%%
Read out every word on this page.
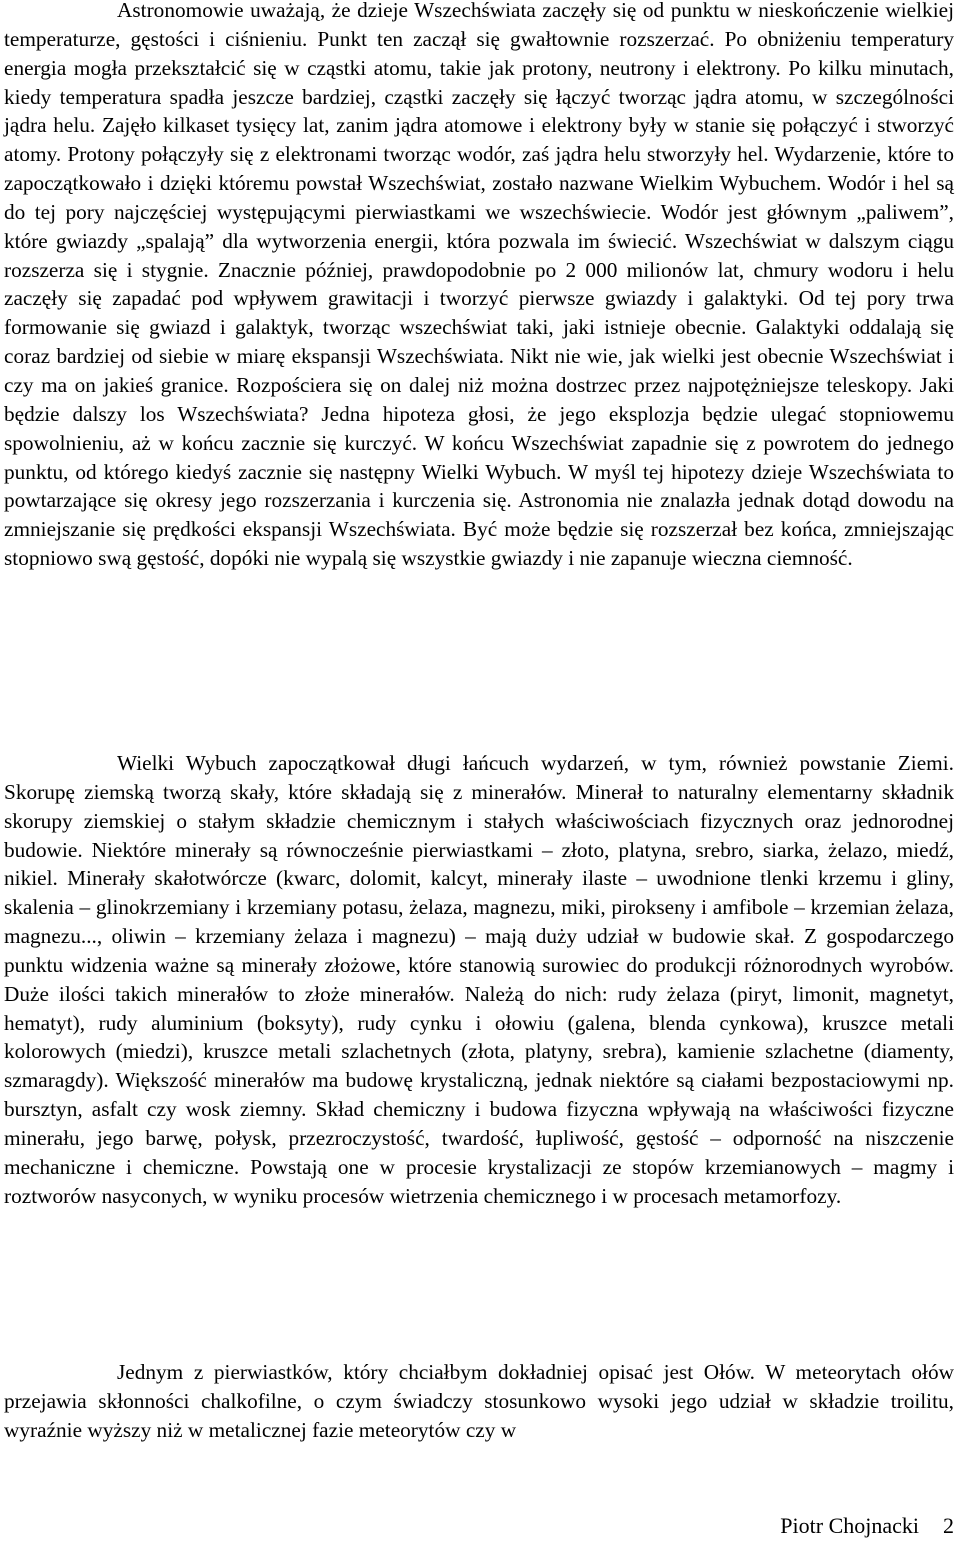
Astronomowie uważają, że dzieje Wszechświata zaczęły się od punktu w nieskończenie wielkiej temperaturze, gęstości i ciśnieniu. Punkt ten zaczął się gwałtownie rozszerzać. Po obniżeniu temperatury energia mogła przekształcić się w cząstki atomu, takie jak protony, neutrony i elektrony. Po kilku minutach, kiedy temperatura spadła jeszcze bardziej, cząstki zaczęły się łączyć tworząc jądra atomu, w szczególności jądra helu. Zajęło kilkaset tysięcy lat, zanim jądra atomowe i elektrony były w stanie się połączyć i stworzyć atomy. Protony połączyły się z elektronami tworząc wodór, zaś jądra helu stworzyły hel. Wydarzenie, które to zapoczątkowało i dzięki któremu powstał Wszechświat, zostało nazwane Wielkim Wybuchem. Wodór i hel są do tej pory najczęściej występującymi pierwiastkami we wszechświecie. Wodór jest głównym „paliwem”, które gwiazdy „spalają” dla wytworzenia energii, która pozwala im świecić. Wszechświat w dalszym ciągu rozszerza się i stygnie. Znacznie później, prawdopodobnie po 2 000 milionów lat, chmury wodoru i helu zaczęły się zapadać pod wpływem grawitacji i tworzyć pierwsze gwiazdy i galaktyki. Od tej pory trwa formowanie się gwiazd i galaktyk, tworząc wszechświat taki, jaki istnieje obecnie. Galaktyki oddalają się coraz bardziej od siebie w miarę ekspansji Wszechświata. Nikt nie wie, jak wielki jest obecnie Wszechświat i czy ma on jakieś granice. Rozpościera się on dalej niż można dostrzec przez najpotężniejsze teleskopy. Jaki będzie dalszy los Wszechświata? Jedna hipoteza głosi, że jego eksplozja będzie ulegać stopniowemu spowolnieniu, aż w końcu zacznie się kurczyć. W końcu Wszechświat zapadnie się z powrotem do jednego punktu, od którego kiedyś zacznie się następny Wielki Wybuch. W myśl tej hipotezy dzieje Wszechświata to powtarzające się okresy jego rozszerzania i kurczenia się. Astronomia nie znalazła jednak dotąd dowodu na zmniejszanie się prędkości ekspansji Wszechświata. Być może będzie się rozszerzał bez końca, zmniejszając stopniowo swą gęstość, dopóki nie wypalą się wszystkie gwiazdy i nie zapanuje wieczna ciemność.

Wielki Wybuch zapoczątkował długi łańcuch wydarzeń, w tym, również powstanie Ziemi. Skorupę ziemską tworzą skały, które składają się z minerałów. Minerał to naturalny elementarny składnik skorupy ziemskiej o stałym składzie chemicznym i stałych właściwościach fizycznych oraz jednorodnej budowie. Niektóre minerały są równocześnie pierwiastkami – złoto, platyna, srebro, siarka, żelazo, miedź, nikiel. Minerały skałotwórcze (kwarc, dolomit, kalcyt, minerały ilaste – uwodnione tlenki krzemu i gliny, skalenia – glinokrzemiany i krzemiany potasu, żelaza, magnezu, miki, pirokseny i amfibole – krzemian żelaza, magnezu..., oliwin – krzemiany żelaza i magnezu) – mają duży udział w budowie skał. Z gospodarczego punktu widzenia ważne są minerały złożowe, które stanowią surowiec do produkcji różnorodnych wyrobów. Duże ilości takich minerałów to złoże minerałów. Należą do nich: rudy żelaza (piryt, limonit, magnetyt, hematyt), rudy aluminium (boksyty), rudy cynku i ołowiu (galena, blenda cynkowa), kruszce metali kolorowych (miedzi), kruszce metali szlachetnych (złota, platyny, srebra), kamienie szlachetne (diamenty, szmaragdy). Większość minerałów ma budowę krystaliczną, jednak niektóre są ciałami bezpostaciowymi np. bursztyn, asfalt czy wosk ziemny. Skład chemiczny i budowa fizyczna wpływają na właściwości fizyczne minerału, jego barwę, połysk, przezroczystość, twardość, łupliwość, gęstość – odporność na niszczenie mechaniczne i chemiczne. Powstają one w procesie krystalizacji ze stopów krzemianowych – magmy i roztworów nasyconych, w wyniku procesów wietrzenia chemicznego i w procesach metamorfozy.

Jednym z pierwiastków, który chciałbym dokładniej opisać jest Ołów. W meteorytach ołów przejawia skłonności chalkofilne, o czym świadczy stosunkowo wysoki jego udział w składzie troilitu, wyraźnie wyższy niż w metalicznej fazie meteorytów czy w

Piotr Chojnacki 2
%%
%%
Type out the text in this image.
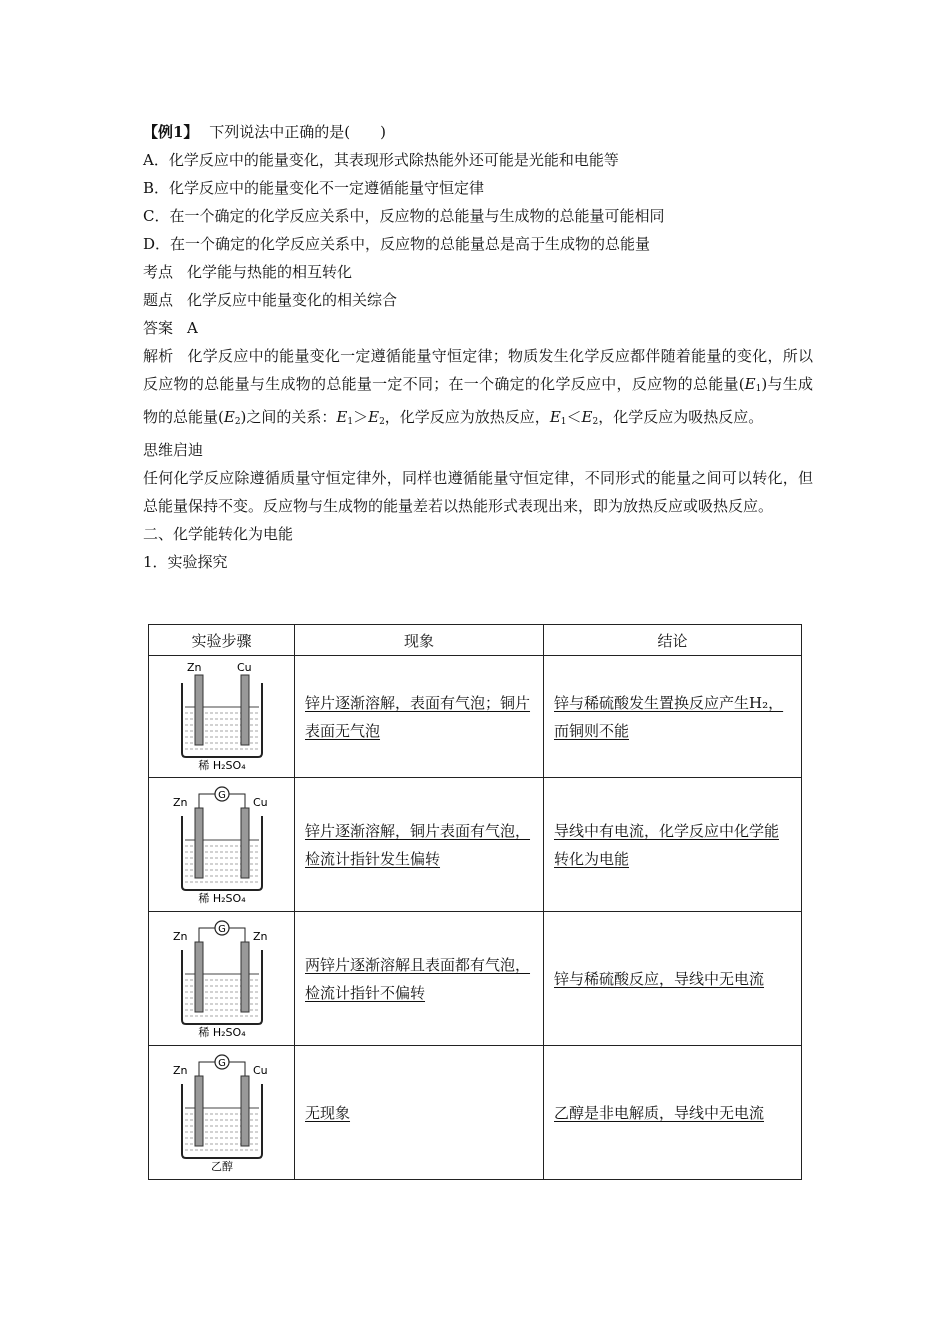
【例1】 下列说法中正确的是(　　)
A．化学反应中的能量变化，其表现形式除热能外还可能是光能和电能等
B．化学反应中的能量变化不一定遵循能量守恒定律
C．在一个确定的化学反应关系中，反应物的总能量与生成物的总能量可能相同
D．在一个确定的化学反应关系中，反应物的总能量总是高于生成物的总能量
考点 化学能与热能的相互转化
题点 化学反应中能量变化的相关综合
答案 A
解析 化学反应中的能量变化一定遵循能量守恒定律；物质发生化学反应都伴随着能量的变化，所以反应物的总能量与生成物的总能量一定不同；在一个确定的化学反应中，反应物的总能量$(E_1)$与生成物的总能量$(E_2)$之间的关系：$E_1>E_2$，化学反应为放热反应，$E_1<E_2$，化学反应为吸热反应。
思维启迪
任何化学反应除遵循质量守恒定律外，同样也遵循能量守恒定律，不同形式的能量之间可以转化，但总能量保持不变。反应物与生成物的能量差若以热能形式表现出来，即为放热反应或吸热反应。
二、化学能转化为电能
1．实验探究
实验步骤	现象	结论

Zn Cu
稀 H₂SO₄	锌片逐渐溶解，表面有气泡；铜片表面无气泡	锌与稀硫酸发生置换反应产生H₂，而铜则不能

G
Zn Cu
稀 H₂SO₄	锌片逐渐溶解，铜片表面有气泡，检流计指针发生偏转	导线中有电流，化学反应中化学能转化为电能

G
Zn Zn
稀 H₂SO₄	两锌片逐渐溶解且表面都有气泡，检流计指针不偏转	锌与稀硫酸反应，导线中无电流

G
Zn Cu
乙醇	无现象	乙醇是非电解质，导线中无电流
%%
▸ **Exercise directions**
Show the lines of the material that contain the word "this".

▸ **Solution**
Read out every word on this page.
Type out the text in this image.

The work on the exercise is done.